Problem to solve: Restate the data below word for word. Skip any images it contains.

The records:
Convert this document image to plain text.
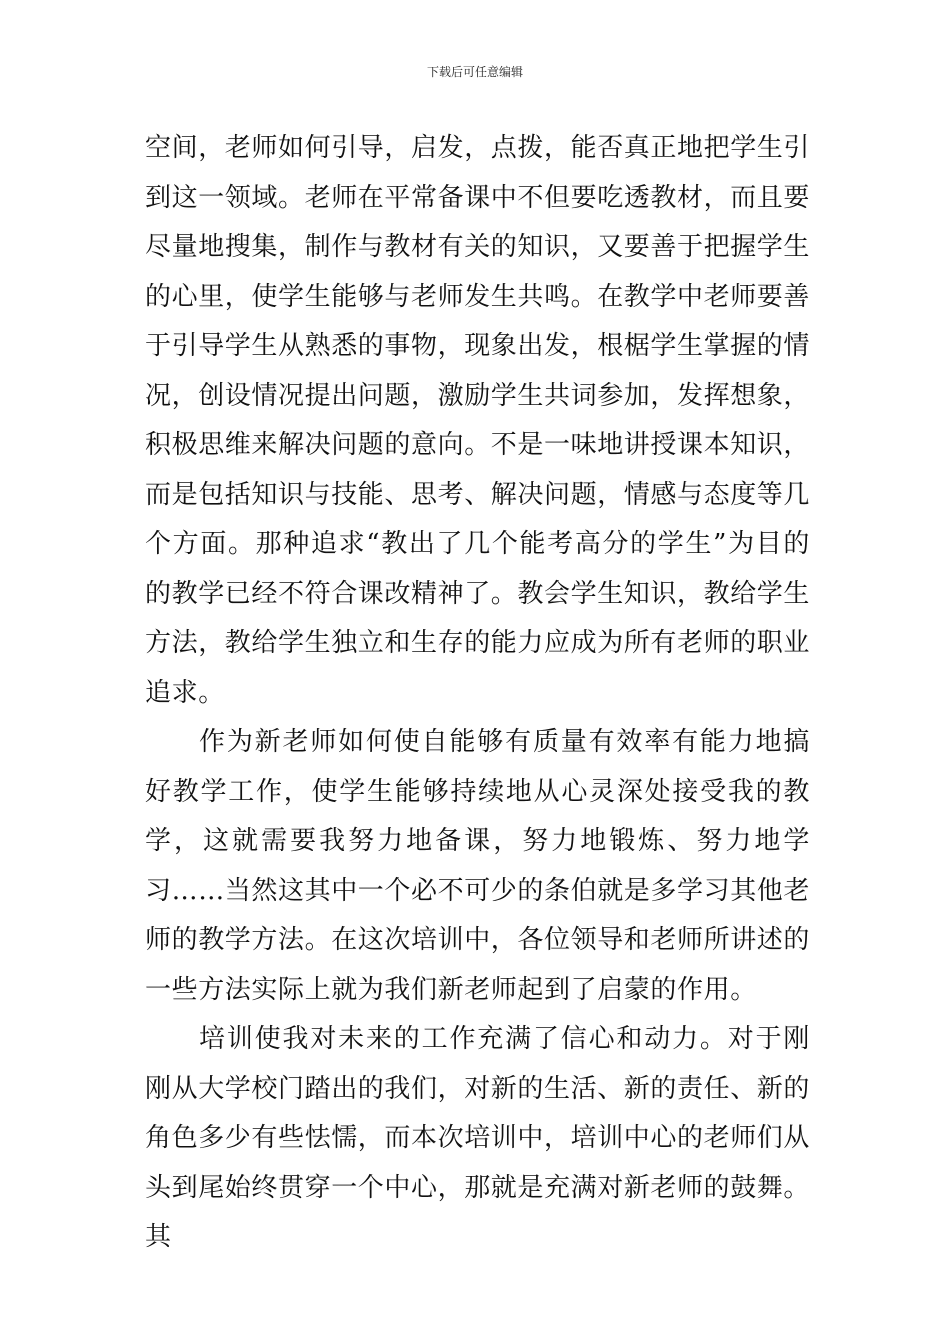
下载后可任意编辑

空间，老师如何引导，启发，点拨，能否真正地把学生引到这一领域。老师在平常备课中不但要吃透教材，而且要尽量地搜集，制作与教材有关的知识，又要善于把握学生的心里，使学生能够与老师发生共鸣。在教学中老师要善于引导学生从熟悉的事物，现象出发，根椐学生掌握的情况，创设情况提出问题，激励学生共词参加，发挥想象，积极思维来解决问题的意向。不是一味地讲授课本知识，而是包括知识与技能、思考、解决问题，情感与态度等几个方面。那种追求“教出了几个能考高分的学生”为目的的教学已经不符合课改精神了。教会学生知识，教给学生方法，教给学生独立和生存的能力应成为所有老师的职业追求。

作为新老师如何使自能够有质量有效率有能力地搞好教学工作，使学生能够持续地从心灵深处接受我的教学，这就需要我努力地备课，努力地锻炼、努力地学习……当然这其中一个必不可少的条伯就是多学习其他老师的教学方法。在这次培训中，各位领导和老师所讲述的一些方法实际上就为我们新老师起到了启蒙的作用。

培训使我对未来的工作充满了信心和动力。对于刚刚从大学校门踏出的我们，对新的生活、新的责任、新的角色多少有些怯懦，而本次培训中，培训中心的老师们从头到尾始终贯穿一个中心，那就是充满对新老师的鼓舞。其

Reply:
Convert this document image to plain text.
下载后可任意编辑

空间，老师如何引导，启发，点拨，能否真正地把学生引到这一领域。老师在平常备课中不但要吃透教材，而且要尽量地搜集，制作与教材有关的知识，又要善于把握学生的心里，使学生能够与老师发生共鸣。在教学中老师要善于引导学生从熟悉的事物，现象出发，根椐学生掌握的情况，创设情况提出问题，激励学生共词参加，发挥想象，积极思维来解决问题的意向。不是一味地讲授课本知识，而是包括知识与技能、思考、解决问题，情感与态度等几个方面。那种追求“教出了几个能考高分的学生”为目的的教学已经不符合课改精神了。教会学生知识，教给学生方法，教给学生独立和生存的能力应成为所有老师的职业追求。

作为新老师如何使自能够有质量有效率有能力地搞好教学工作，使学生能够持续地从心灵深处接受我的教学，这就需要我努力地备课，努力地锻炼、努力地学习……当然这其中一个必不可少的条伯就是多学习其他老师的教学方法。在这次培训中，各位领导和老师所讲述的一些方法实际上就为我们新老师起到了启蒙的作用。

培训使我对未来的工作充满了信心和动力。对于刚刚从大学校门踏出的我们，对新的生活、新的责任、新的角色多少有些怯懦，而本次培训中，培训中心的老师们从头到尾始终贯穿一个中心，那就是充满对新老师的鼓舞。其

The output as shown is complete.